● **Exercise goal**:
Search the data for the word "JSON" and copy every line that contains it.

────────────────

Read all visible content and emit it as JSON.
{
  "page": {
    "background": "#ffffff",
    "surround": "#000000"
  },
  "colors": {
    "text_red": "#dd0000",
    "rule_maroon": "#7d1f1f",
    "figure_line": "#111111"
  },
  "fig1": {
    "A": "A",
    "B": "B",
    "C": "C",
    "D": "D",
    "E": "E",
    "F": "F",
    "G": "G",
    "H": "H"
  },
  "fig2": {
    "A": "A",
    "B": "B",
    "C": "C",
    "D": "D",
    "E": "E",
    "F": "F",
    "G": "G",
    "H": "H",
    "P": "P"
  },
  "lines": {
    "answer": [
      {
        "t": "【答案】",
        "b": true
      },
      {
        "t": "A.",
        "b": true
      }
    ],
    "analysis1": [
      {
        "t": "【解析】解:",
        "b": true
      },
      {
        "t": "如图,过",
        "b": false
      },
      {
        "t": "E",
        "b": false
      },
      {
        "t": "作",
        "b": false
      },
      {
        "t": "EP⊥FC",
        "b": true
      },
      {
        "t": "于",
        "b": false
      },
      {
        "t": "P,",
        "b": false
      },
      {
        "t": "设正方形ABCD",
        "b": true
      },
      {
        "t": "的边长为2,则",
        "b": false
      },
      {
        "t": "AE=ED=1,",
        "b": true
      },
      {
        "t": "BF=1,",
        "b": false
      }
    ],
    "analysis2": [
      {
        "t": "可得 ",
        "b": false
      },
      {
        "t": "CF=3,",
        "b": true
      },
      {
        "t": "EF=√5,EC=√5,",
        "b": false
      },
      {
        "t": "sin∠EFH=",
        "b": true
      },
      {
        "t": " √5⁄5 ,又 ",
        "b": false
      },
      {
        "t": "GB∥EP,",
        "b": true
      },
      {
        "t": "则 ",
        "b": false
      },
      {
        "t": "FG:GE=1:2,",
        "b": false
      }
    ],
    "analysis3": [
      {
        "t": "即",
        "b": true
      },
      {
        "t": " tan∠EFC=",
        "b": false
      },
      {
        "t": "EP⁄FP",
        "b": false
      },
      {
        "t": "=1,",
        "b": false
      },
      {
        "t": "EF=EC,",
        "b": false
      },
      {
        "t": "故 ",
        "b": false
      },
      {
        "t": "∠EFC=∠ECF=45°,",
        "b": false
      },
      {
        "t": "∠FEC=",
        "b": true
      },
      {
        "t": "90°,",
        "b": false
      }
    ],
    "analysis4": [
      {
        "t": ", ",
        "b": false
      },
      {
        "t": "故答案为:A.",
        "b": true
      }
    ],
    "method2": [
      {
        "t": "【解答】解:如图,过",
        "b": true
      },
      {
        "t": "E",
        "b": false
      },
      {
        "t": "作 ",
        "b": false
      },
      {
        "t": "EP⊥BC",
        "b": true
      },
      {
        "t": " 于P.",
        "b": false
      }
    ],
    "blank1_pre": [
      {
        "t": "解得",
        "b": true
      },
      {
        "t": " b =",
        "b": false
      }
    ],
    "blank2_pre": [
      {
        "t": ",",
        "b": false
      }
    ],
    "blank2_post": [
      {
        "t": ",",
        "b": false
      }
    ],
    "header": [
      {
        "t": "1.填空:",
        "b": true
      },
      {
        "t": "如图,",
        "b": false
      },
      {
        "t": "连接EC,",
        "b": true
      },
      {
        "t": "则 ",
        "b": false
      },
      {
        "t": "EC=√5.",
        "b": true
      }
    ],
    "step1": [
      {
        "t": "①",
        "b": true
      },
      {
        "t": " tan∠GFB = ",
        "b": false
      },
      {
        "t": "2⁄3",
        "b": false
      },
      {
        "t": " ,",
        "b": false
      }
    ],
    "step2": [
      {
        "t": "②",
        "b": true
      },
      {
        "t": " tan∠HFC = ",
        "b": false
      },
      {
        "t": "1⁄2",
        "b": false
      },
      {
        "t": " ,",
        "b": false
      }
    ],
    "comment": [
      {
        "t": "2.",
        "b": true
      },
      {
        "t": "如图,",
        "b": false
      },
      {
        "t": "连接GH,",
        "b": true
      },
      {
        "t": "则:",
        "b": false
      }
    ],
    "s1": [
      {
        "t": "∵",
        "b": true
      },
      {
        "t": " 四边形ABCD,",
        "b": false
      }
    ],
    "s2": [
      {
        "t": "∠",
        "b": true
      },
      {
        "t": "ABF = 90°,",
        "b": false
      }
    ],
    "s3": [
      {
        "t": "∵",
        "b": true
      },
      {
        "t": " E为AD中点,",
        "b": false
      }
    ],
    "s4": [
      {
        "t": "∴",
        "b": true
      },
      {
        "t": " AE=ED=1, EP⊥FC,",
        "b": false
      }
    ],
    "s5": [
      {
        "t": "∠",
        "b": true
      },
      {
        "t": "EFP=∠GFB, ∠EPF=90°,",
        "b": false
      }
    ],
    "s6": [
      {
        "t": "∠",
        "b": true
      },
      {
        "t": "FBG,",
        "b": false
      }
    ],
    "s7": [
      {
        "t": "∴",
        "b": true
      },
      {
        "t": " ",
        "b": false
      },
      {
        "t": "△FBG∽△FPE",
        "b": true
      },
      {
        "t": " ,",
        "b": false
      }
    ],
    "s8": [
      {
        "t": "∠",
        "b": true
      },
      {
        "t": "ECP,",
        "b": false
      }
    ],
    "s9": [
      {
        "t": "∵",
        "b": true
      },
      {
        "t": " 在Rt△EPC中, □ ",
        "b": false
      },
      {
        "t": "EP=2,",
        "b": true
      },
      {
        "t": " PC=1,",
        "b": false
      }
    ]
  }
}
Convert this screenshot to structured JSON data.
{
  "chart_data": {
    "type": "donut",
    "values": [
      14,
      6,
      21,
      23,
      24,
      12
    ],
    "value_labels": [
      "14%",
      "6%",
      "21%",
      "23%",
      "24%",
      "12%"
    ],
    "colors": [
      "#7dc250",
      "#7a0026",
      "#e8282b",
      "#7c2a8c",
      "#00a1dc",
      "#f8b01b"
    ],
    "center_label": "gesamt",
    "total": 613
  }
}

────────────────

● **Solution**:
Read all visible content and emit it as JSON.
Convert this screenshot to structured JSON data.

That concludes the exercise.